*Dataset excerpts*
* * * *

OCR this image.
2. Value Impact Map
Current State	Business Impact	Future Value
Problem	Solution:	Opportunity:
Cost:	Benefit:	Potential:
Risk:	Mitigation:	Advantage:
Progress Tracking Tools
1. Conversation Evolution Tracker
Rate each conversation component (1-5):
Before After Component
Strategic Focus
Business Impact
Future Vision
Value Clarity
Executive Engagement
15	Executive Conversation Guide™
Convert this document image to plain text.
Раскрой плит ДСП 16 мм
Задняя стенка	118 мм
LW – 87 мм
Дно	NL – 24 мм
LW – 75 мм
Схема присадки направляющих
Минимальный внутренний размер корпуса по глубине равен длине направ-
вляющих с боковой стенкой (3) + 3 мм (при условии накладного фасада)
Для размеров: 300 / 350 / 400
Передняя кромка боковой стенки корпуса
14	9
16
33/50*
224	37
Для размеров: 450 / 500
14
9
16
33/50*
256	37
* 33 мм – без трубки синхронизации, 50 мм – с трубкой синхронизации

* * * *

*Set exercise*
Transcribe every entry verbatim.

*Answer for the task*
OCR this image.
2. Value Impact Map
Current State	Business Impact	Future Value
Problem	Solution:	Opportunity:
Cost:	Benefit:	Potential:
Risk:	Mitigation:	Advantage:
Progress Tracking Tools
1. Conversation Evolution Tracker
Rate each conversation component (1-5):
Before After Component
Strategic Focus
Business Impact
Future Vision
Value Clarity
Executive Engagement
15	Executive Conversation Guide™
Convert this document image to plain text.
Раскрой плит ДСП 16 мм
Задняя стенка	118 мм
LW – 87 мм
Дно	NL – 24 мм
LW – 75 мм
Схема присадки направляющих
Минимальный внутренний размер корпуса по глубине равен длине направ-
вляющих с боковой стенкой (3) + 3 мм (при условии накладного фасада)
Для размеров: 300 / 350 / 400
Передняя кромка боковой стенки корпуса
14	9
16
33/50*
224	37
Для размеров: 450 / 500
14
9
16
33/50*
256	37
* 33 мм – без трубки синхронизации, 50 мм – с трубкой синхронизации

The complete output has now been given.